[SOURCE RECORDS start]

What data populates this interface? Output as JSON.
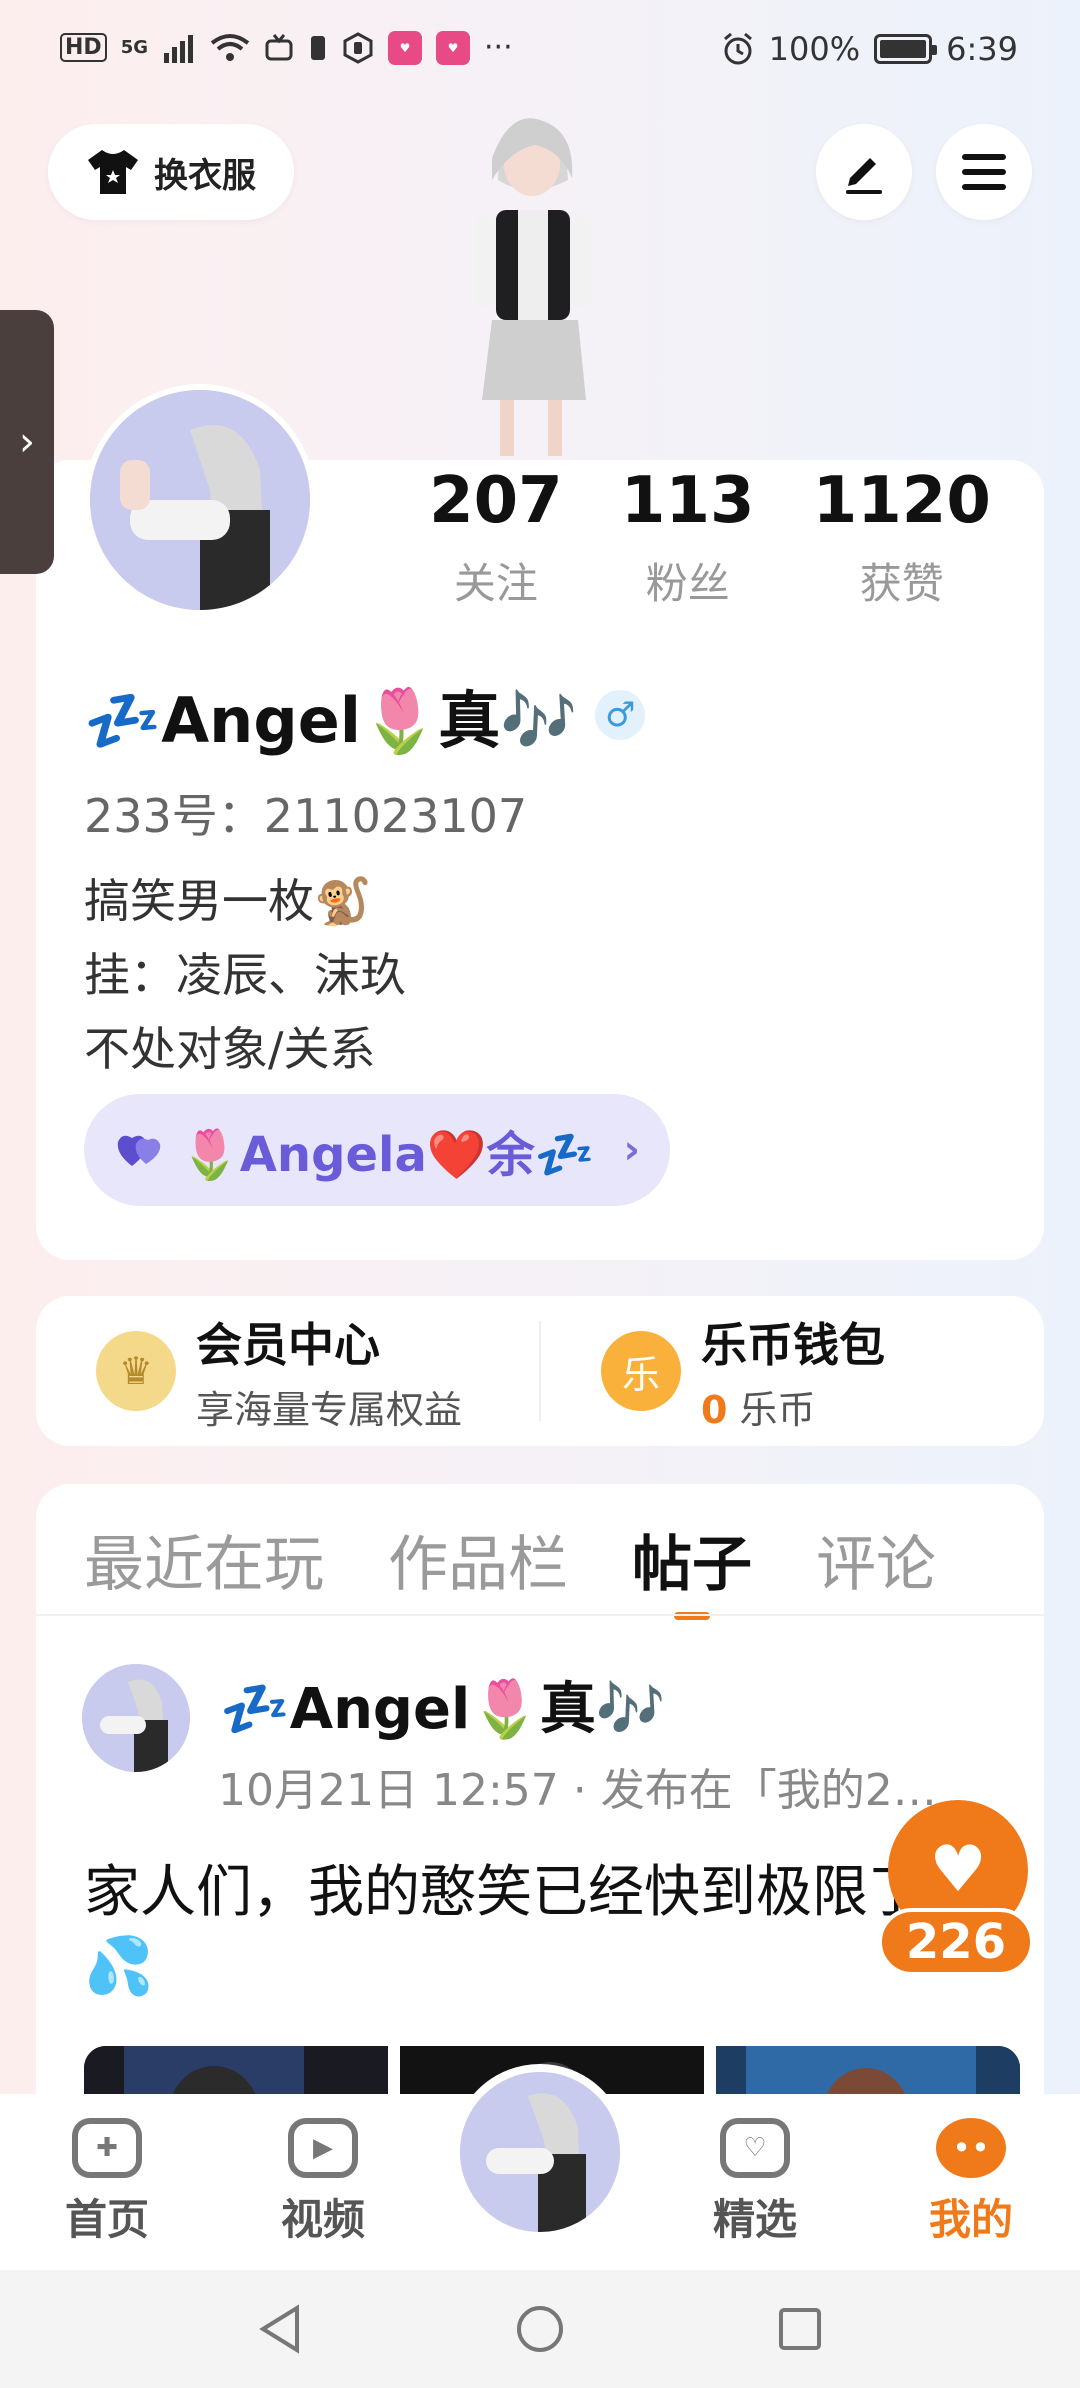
{
  "status_bar": {
    "left_label": "HD",
    "network": "5G",
    "battery": "100%",
    "battery_level": 1.0,
    "time": "6:39"
  },
  "header": {
    "outfit_button": "换衣服"
  },
  "profile": {
    "stats": [
      {
        "value": "207",
        "label": "关注"
      },
      {
        "value": "113",
        "label": "粉丝"
      },
      {
        "value": "1120",
        "label": "获赞"
      }
    ],
    "name": "💤Angel🌷真🎶",
    "gender": "♂",
    "uid": "233号：211023107",
    "bio": [
      "搞笑男一枚🐒",
      "挂：凌辰、沫玖",
      "不处对象/关系"
    ],
    "cp_label": "🌷Angela❤️余💤"
  },
  "wallet": {
    "member_title": "会员中心",
    "member_sub": "享海量专属权益",
    "coin_icon_text": "乐",
    "coin_title": "乐币钱包",
    "coin_count": "0",
    "coin_unit": "乐币"
  },
  "tabs": [
    {
      "label": "最近在玩",
      "active": false
    },
    {
      "label": "作品栏",
      "active": false
    },
    {
      "label": "帖子",
      "active": true
    },
    {
      "label": "评论",
      "active": false
    }
  ],
  "post": {
    "author": "💤Angel🌷真🎶",
    "meta": "10月21日 12:57 · 发布在「我的2…",
    "text": "家人们，我的憨笑已经快到极限了💦"
  },
  "like": {
    "count": "226"
  },
  "bottom_nav": [
    {
      "label": "首页",
      "icon": "gamepad-icon"
    },
    {
      "label": "视频",
      "icon": "video-icon"
    },
    {
      "label": "精选",
      "icon": "heart-chat-icon"
    },
    {
      "label": "我的",
      "icon": "face-icon"
    }
  ],
  "colors": {
    "accent": "#f07a1a",
    "cp_purple": "#6a5bd8"
  }
}
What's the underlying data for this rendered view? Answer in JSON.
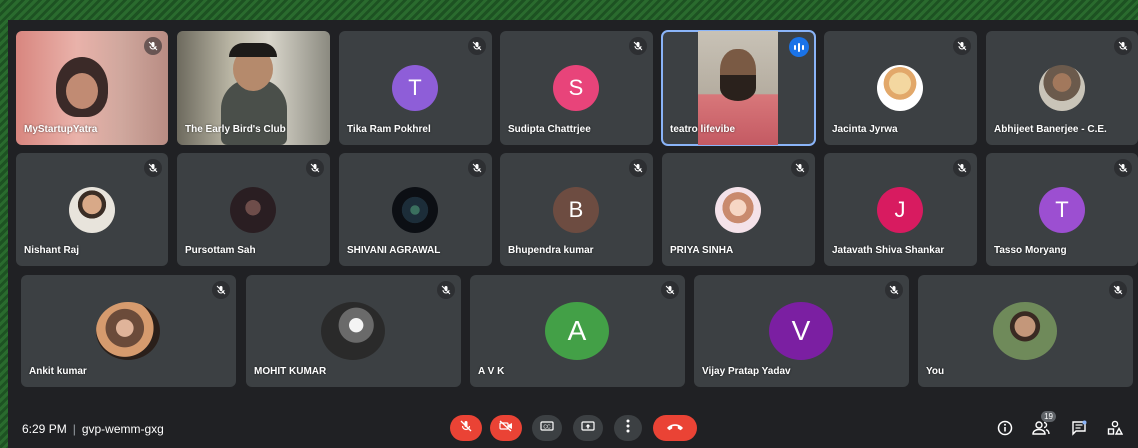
{
  "colors": {
    "tile": "#3c4043",
    "speaking": "#1a73e8",
    "end_call": "#ea4335"
  },
  "tiles": [
    {
      "name": "MyStartupYatra",
      "kind": "video"
    },
    {
      "name": "The Early Bird's Club",
      "kind": "video"
    },
    {
      "name": "Tika Ram Pokhrel",
      "initial": "T",
      "color": "#8e5ed8"
    },
    {
      "name": "Sudipta Chattrjee",
      "initial": "S",
      "color": "#e8447a"
    },
    {
      "name": "teatro lifevibe",
      "kind": "video",
      "speaking": true
    },
    {
      "name": "Jacinta Jyrwa",
      "kind": "photo"
    },
    {
      "name": "Abhijeet Banerjee - C.E.",
      "kind": "photo"
    },
    {
      "name": "Nishant Raj",
      "kind": "photo"
    },
    {
      "name": "Pursottam Sah",
      "kind": "photo"
    },
    {
      "name": "SHIVANI AGRAWAL",
      "kind": "photo"
    },
    {
      "name": "Bhupendra kumar",
      "initial": "B",
      "color": "#6d4c41"
    },
    {
      "name": "PRIYA SINHA",
      "kind": "photo"
    },
    {
      "name": "Jatavath Shiva Shankar",
      "initial": "J",
      "color": "#d81b60"
    },
    {
      "name": "Tasso Moryang",
      "initial": "T",
      "color": "#9c4fd1"
    },
    {
      "name": "Ankit kumar",
      "kind": "photo"
    },
    {
      "name": "MOHIT KUMAR",
      "kind": "photo"
    },
    {
      "name": "A V K",
      "initial": "A",
      "color": "#43a047"
    },
    {
      "name": "Vijay Pratap Yadav",
      "initial": "V",
      "color": "#7b1fa2"
    },
    {
      "name": "You",
      "kind": "photo"
    }
  ],
  "bottombar": {
    "time": "6:29 PM",
    "separator": "|",
    "meeting_code": "gvp-wemm-gxg",
    "people_count": "19",
    "icons": {
      "mic": "mic-off-icon",
      "camera": "camera-off-icon",
      "captions": "captions-icon",
      "present": "present-icon",
      "more": "more-vert-icon",
      "end": "call-end-icon",
      "info": "info-icon",
      "people": "people-icon",
      "chat": "chat-icon",
      "activities": "activities-icon"
    }
  }
}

[SOURCE RECORDS end]

AIM: Leave the pictures out and print the records above exactly as they stand.

EXERCISE RESPONSE:
What data populates this interface? Output as JSON.
{
  "status_bar": {
    "left_label": "HD",
    "network": "5G",
    "battery": "100%",
    "battery_level": 1.0,
    "time": "6:39"
  },
  "header": {
    "outfit_button": "换衣服"
  },
  "profile": {
    "stats": [
      {
        "value": "207",
        "label": "关注"
      },
      {
        "value": "113",
        "label": "粉丝"
      },
      {
        "value": "1120",
        "label": "获赞"
      }
    ],
    "name": "💤Angel🌷真🎶",
    "gender": "♂",
    "uid": "233号：211023107",
    "bio": [
      "搞笑男一枚🐒",
      "挂：凌辰、沫玖",
      "不处对象/关系"
    ],
    "cp_label": "🌷Angela❤️余💤"
  },
  "wallet": {
    "member_title": "会员中心",
    "member_sub": "享海量专属权益",
    "coin_icon_text": "乐",
    "coin_title": "乐币钱包",
    "coin_count": "0",
    "coin_unit": "乐币"
  },
  "tabs": [
    {
      "label": "最近在玩",
      "active": false
    },
    {
      "label": "作品栏",
      "active": false
    },
    {
      "label": "帖子",
      "active": true
    },
    {
      "label": "评论",
      "active": false
    }
  ],
  "post": {
    "author": "💤Angel🌷真🎶",
    "meta": "10月21日 12:57 · 发布在「我的2…",
    "text": "家人们，我的憨笑已经快到极限了💦"
  },
  "like": {
    "count": "226"
  },
  "bottom_nav": [
    {
      "label": "首页",
      "icon": "gamepad-icon"
    },
    {
      "label": "视频",
      "icon": "video-icon"
    },
    {
      "label": "精选",
      "icon": "heart-chat-icon"
    },
    {
      "label": "我的",
      "icon": "face-icon"
    }
  ],
  "colors": {
    "accent": "#f07a1a",
    "cp_purple": "#6a5bd8"
  }
}
What's the underlying data for this rendered view? Answer in JSON.
{
  "colors": {
    "tile": "#3c4043",
    "speaking": "#1a73e8",
    "end_call": "#ea4335"
  },
  "tiles": [
    {
      "name": "MyStartupYatra",
      "kind": "video"
    },
    {
      "name": "The Early Bird's Club",
      "kind": "video"
    },
    {
      "name": "Tika Ram Pokhrel",
      "initial": "T",
      "color": "#8e5ed8"
    },
    {
      "name": "Sudipta Chattrjee",
      "initial": "S",
      "color": "#e8447a"
    },
    {
      "name": "teatro lifevibe",
      "kind": "video",
      "speaking": true
    },
    {
      "name": "Jacinta Jyrwa",
      "kind": "photo"
    },
    {
      "name": "Abhijeet Banerjee - C.E.",
      "kind": "photo"
    },
    {
      "name": "Nishant Raj",
      "kind": "photo"
    },
    {
      "name": "Pursottam Sah",
      "kind": "photo"
    },
    {
      "name": "SHIVANI AGRAWAL",
      "kind": "photo"
    },
    {
      "name": "Bhupendra kumar",
      "initial": "B",
      "color": "#6d4c41"
    },
    {
      "name": "PRIYA SINHA",
      "kind": "photo"
    },
    {
      "name": "Jatavath Shiva Shankar",
      "initial": "J",
      "color": "#d81b60"
    },
    {
      "name": "Tasso Moryang",
      "initial": "T",
      "color": "#9c4fd1"
    },
    {
      "name": "Ankit kumar",
      "kind": "photo"
    },
    {
      "name": "MOHIT KUMAR",
      "kind": "photo"
    },
    {
      "name": "A V K",
      "initial": "A",
      "color": "#43a047"
    },
    {
      "name": "Vijay Pratap Yadav",
      "initial": "V",
      "color": "#7b1fa2"
    },
    {
      "name": "You",
      "kind": "photo"
    }
  ],
  "bottombar": {
    "time": "6:29 PM",
    "separator": "|",
    "meeting_code": "gvp-wemm-gxg",
    "people_count": "19",
    "icons": {
      "mic": "mic-off-icon",
      "camera": "camera-off-icon",
      "captions": "captions-icon",
      "present": "present-icon",
      "more": "more-vert-icon",
      "end": "call-end-icon",
      "info": "info-icon",
      "people": "people-icon",
      "chat": "chat-icon",
      "activities": "activities-icon"
    }
  }
}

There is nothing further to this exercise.